◆ **Directions**
Extract all lines in the data that contain the word "William".

.....

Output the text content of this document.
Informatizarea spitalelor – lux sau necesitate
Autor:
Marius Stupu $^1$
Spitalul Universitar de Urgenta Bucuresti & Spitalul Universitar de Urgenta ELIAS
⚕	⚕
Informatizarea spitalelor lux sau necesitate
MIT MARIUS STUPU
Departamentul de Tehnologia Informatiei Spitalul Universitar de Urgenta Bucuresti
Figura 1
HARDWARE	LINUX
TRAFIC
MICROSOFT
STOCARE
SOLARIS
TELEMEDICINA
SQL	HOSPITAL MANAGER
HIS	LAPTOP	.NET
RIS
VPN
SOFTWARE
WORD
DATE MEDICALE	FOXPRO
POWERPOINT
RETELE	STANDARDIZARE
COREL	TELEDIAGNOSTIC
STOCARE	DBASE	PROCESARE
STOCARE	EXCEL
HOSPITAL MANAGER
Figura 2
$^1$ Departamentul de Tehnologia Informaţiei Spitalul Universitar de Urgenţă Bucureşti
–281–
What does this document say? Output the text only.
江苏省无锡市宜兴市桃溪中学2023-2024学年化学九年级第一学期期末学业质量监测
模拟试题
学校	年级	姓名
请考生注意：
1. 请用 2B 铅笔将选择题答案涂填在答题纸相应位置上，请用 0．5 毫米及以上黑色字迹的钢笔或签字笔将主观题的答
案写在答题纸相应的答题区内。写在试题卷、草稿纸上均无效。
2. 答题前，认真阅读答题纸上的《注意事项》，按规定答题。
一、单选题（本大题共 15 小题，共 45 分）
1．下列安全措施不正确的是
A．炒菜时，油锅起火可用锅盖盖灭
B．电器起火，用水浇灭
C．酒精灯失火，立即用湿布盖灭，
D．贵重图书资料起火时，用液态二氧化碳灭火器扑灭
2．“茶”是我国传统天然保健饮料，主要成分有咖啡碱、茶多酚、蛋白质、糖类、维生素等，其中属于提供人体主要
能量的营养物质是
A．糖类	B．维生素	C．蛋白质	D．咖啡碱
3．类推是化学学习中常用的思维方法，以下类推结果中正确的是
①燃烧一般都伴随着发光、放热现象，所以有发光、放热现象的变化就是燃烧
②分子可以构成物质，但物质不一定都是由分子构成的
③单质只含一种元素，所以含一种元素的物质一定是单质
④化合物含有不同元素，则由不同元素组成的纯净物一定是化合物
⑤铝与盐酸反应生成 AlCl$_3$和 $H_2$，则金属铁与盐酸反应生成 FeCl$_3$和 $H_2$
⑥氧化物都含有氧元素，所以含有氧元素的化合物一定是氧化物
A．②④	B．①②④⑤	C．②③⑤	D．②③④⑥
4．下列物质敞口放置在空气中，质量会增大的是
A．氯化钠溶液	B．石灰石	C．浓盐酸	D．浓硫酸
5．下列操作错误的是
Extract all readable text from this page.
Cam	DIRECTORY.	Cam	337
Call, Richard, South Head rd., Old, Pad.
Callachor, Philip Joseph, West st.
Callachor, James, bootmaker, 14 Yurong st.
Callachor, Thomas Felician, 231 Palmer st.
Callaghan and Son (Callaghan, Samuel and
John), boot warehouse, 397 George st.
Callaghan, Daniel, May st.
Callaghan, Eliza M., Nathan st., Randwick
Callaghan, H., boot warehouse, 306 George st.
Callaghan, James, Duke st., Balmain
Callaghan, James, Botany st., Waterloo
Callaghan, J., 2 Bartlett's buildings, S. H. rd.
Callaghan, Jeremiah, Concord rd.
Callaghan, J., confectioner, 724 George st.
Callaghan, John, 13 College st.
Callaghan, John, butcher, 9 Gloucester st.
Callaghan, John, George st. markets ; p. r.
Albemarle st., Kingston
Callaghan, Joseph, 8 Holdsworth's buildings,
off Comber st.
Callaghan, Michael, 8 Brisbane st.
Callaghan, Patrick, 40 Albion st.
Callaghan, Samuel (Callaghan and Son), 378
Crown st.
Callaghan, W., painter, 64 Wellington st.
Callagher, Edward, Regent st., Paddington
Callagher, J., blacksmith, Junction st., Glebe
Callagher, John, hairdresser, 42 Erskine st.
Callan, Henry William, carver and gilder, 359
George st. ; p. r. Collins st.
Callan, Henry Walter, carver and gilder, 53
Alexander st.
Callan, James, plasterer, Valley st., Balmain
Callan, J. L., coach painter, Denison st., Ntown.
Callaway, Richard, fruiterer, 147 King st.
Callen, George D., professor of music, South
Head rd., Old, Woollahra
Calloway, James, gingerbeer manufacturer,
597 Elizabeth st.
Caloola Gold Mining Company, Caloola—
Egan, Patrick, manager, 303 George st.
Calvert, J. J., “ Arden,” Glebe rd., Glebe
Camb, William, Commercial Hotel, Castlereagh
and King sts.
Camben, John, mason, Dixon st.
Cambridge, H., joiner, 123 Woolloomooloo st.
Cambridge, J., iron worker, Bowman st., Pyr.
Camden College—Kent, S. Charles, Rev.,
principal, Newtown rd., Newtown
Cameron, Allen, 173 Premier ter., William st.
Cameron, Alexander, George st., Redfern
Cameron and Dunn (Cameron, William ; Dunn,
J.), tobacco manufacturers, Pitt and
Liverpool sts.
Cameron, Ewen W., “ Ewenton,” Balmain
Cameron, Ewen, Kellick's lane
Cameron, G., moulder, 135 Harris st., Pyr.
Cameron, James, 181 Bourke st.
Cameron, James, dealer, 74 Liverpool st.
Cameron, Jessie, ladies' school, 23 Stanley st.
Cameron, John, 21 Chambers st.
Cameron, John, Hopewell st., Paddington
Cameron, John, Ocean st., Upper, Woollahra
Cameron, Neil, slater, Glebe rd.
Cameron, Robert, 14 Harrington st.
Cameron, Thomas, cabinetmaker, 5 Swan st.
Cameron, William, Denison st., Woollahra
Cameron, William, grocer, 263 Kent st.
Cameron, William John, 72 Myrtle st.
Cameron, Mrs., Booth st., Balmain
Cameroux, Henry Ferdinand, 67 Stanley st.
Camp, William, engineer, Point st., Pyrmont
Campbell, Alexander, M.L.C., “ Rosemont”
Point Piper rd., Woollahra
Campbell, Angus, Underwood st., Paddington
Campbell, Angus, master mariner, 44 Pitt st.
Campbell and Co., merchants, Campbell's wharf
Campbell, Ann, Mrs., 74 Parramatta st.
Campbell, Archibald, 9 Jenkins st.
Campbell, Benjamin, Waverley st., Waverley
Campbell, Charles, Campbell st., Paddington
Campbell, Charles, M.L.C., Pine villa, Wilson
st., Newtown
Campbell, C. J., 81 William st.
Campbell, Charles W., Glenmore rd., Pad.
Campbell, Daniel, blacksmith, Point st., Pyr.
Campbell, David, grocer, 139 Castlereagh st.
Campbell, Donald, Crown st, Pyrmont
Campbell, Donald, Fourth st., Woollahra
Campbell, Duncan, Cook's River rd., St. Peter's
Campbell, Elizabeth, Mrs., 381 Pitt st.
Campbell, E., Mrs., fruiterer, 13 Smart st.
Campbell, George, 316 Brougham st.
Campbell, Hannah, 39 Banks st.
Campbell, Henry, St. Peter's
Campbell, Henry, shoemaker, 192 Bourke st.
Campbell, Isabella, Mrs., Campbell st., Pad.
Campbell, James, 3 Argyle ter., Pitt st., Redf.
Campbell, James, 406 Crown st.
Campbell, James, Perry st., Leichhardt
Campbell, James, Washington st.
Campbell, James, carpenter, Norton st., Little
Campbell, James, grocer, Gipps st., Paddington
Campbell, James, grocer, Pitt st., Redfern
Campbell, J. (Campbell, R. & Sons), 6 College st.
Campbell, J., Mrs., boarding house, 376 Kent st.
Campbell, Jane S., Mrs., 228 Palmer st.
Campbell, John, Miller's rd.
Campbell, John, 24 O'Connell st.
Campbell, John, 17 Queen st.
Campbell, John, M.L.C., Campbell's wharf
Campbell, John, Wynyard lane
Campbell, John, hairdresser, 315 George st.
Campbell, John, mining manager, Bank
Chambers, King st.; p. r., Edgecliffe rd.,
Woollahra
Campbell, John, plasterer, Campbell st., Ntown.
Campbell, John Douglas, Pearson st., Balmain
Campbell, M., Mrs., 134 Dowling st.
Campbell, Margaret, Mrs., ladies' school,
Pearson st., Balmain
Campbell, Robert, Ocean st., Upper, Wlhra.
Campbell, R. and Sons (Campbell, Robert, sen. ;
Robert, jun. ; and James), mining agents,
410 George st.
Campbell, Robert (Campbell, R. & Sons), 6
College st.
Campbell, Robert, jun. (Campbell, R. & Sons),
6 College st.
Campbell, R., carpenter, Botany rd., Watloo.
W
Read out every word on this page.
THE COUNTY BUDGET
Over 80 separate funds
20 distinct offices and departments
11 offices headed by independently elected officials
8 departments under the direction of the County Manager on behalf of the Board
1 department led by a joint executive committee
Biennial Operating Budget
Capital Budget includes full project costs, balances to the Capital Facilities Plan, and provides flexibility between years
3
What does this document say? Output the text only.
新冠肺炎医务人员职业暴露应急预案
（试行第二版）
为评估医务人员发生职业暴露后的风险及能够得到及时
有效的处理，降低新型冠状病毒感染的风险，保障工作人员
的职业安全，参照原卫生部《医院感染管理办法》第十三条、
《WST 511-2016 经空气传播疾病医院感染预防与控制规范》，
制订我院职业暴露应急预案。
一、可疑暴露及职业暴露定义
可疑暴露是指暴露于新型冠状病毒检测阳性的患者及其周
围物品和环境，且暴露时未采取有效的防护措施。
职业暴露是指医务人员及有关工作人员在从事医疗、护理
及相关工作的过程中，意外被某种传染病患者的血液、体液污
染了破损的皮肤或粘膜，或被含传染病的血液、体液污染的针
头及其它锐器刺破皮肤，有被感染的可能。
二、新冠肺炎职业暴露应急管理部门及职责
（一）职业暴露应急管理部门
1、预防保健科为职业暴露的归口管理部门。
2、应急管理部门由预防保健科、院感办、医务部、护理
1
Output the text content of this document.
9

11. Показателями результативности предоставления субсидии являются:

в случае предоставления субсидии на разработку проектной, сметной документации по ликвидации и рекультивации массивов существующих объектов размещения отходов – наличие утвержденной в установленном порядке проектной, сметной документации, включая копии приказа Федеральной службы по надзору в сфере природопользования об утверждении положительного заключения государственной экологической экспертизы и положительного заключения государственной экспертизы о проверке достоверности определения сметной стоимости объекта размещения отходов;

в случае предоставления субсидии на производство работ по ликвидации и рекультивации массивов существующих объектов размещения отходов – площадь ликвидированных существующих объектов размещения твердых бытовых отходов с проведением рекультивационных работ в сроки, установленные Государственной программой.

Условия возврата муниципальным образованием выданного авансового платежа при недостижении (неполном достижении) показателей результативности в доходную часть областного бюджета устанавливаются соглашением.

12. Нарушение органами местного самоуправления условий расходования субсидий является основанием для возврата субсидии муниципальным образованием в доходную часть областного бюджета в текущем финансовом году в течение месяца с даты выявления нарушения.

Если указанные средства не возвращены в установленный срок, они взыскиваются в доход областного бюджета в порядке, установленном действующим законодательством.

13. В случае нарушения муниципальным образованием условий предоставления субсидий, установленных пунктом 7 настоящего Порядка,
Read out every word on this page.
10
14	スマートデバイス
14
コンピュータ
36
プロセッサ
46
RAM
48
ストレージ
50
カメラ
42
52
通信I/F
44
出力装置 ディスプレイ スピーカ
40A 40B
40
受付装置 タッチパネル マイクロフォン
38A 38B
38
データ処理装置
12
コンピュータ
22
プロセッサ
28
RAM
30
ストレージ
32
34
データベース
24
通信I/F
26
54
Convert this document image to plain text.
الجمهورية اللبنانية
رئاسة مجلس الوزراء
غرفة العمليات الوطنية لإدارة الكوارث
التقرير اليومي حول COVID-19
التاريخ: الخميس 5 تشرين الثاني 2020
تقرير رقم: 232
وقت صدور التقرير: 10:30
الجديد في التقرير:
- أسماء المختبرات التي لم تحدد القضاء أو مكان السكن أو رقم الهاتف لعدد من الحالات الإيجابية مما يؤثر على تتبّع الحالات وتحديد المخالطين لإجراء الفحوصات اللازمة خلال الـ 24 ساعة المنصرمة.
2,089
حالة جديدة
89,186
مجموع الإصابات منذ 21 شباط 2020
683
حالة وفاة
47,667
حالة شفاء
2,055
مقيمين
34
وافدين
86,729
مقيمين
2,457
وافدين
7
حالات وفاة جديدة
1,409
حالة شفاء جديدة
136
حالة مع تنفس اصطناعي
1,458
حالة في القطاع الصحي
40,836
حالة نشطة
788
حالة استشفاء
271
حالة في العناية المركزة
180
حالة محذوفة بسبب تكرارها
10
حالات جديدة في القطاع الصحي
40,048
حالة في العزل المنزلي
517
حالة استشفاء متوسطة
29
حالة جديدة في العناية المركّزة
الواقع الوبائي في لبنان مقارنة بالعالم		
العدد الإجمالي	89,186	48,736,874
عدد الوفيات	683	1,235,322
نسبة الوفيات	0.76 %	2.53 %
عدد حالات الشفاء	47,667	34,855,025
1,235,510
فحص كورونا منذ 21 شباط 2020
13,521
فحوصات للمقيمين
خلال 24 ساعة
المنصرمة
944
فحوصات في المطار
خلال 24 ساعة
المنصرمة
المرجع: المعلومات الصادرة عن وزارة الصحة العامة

.....

◆ **Result of this task**
Callan, Henry William, carver and gilder, 359
Camb, William, Commercial Hotel, Castlereagh
Cameron, Allen, 173 Premier ter., William st.
Cameron and Dunn (Cameron, William ; Dunn,
Cameron, William, Denison st., Woollahra
Cameron, William, grocer, 263 Kent st.
Cameron, William John, 72 Myrtle st.
Camp, William, engineer, Point st., Pyrmont
Campbell, C. J., 81 William st.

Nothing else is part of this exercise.